(Given request): Set out every line bearing the string "value".

▬▬▬

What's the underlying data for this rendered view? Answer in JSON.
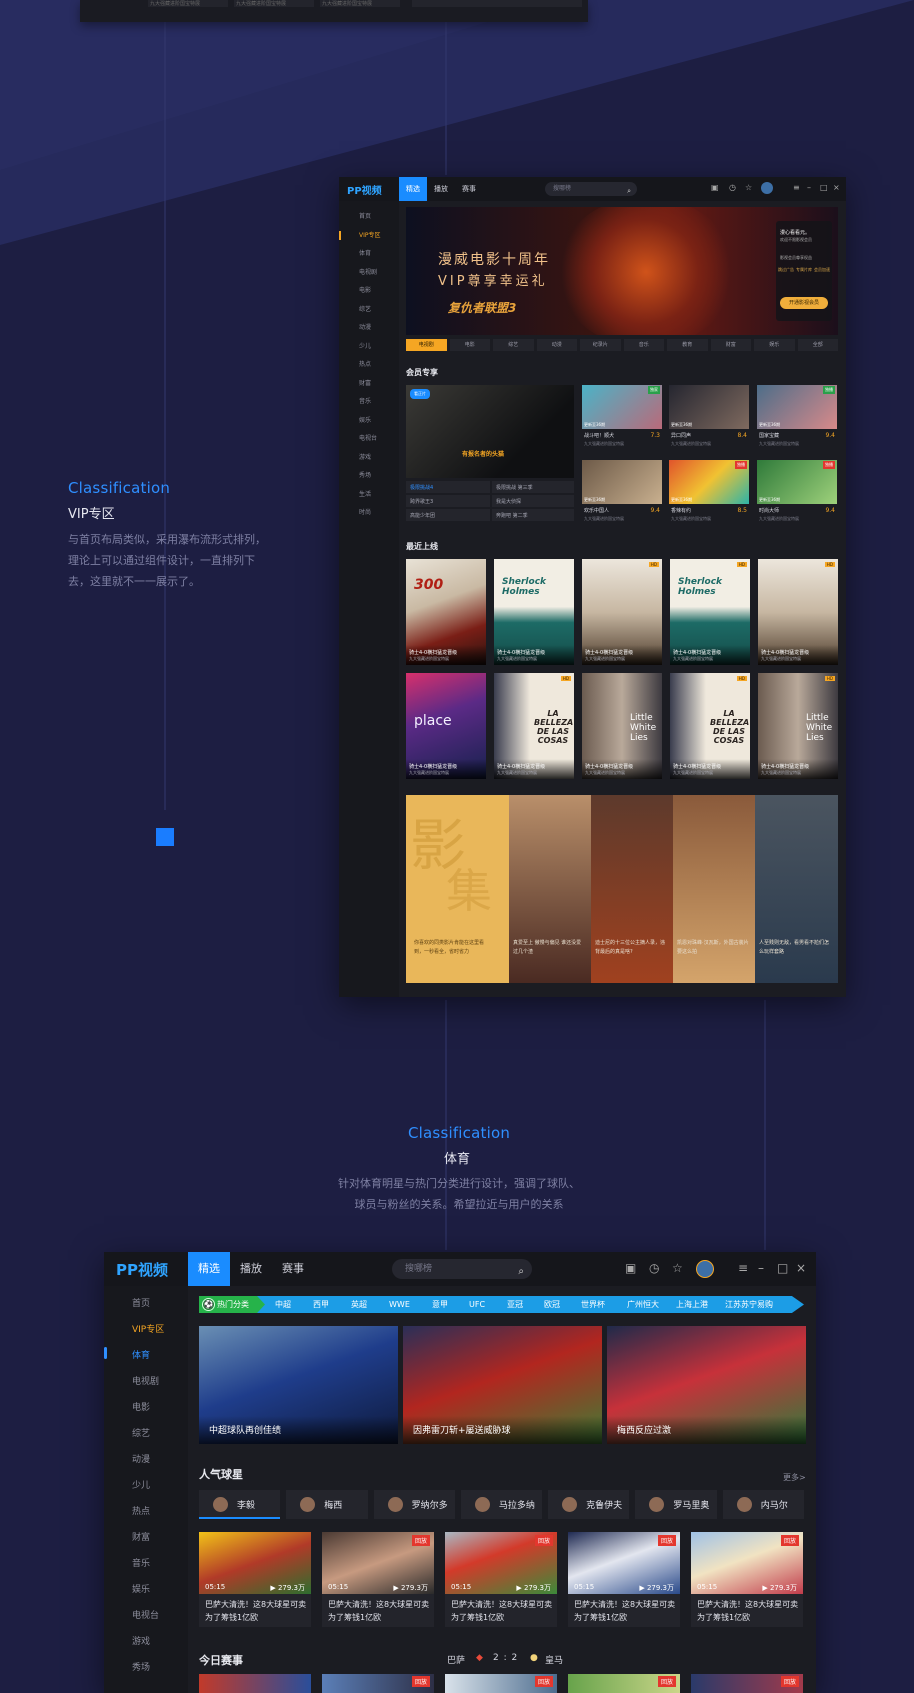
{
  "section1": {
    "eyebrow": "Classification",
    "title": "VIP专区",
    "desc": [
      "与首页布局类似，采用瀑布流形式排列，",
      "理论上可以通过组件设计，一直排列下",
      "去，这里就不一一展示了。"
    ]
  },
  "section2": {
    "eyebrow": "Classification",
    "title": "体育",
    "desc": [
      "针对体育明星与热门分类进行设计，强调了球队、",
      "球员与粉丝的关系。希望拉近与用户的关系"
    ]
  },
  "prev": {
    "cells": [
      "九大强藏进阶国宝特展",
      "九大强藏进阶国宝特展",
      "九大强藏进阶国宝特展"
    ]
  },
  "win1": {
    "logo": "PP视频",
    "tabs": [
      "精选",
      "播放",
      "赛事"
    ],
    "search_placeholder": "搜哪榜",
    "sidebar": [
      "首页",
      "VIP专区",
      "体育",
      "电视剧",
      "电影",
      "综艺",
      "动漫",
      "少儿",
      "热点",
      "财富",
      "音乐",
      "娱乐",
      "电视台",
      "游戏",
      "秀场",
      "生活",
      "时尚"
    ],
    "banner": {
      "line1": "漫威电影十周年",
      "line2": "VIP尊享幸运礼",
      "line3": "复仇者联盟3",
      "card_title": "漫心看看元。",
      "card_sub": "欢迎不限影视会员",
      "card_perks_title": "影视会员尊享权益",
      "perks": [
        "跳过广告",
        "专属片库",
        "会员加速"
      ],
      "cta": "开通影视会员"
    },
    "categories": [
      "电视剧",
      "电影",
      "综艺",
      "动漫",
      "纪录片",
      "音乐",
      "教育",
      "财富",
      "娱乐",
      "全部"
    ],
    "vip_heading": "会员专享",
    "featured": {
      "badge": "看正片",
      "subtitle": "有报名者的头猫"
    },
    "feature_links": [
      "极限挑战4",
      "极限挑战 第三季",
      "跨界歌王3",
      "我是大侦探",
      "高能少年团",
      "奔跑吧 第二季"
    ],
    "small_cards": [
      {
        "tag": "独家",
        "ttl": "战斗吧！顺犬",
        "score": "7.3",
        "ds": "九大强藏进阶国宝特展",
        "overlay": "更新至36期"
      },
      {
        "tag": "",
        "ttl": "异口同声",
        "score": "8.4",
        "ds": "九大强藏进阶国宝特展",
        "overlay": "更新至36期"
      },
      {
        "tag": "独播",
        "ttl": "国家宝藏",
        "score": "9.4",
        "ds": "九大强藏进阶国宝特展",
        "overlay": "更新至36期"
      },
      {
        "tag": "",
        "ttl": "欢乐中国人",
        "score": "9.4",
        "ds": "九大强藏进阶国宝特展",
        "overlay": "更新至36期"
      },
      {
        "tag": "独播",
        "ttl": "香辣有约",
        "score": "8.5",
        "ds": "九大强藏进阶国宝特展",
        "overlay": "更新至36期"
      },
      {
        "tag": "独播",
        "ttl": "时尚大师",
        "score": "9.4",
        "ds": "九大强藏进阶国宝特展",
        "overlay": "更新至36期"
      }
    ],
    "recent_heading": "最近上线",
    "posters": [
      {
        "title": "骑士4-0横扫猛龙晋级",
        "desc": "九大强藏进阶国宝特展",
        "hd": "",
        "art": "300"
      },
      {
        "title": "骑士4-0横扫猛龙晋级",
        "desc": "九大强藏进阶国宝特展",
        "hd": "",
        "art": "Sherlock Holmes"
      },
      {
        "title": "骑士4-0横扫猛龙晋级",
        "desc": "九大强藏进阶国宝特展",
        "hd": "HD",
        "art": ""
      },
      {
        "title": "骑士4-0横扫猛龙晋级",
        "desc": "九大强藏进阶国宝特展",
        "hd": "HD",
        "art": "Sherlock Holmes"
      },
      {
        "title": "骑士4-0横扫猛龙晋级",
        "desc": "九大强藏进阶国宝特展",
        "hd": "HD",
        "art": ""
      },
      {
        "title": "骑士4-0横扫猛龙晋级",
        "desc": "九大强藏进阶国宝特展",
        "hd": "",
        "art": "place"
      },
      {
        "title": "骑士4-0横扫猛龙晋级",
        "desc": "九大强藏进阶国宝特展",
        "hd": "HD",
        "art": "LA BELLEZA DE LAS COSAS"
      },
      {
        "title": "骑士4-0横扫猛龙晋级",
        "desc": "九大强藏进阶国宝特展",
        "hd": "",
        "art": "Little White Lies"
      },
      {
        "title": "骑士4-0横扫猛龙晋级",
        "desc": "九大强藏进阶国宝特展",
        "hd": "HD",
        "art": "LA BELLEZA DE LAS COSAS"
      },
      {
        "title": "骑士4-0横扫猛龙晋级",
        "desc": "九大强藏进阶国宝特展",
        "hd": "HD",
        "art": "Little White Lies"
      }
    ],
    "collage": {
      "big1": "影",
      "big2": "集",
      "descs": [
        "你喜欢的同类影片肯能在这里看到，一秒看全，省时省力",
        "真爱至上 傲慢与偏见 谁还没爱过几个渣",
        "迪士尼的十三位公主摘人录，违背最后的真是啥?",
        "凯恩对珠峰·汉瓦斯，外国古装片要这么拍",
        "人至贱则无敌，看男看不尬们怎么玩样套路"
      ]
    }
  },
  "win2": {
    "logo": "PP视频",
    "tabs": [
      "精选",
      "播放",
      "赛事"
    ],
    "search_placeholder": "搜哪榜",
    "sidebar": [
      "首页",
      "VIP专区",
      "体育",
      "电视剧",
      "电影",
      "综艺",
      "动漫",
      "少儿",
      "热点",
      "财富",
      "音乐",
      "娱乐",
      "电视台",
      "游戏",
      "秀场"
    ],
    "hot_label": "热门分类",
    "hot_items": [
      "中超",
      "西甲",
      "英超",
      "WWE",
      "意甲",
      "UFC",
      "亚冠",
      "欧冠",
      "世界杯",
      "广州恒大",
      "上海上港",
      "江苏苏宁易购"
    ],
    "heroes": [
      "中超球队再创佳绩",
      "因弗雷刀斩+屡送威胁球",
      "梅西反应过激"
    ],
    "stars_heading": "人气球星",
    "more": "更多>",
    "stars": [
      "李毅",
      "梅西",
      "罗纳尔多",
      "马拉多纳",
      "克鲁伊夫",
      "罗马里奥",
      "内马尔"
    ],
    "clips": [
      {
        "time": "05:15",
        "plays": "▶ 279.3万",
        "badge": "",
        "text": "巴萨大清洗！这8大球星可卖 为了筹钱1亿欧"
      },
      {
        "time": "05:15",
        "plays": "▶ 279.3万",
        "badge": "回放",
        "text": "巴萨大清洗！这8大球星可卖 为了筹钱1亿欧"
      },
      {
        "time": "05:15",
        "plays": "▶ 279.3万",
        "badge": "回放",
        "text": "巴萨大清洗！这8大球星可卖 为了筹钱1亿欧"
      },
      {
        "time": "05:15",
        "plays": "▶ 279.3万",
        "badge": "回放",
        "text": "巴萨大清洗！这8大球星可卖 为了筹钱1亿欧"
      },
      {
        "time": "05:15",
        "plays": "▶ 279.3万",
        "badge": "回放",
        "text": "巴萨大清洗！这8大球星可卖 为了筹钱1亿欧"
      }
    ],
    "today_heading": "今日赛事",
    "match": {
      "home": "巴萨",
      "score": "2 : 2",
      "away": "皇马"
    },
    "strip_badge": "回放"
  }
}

▬▬▬

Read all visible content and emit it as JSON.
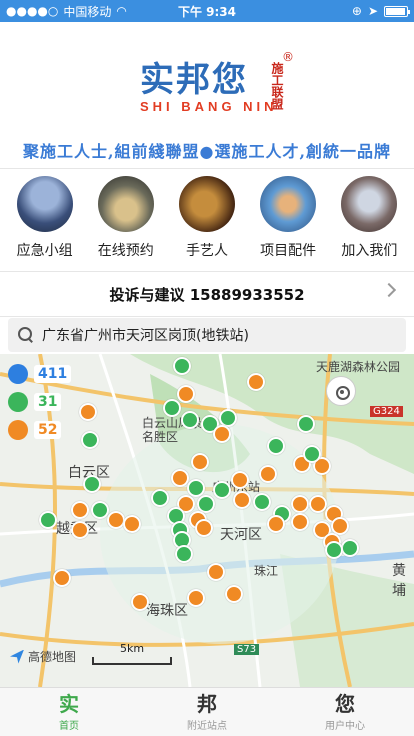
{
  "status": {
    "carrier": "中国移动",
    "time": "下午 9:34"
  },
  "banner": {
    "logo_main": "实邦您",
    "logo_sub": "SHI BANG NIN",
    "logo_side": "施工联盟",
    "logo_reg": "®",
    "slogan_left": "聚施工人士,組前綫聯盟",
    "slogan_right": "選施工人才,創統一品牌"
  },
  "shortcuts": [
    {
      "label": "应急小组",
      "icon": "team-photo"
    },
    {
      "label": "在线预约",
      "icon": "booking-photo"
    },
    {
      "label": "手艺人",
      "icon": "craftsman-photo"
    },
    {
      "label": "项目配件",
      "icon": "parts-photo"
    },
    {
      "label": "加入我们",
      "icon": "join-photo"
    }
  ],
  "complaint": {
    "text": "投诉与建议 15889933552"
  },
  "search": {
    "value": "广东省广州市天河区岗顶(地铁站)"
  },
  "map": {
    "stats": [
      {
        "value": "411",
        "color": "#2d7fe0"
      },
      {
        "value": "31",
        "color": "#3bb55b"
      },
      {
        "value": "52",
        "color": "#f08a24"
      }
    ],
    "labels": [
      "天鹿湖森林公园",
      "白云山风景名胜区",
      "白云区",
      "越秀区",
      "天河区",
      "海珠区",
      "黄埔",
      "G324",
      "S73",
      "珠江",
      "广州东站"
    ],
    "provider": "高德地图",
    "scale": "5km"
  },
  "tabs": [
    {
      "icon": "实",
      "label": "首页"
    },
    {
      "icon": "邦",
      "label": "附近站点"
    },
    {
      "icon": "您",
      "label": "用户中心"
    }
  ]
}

▬▬▬

(Written answer):
    "value": "广东省广州市天河区岗顶(地铁站)"
        "value": "411",
        "value": "31",
        "value": "52",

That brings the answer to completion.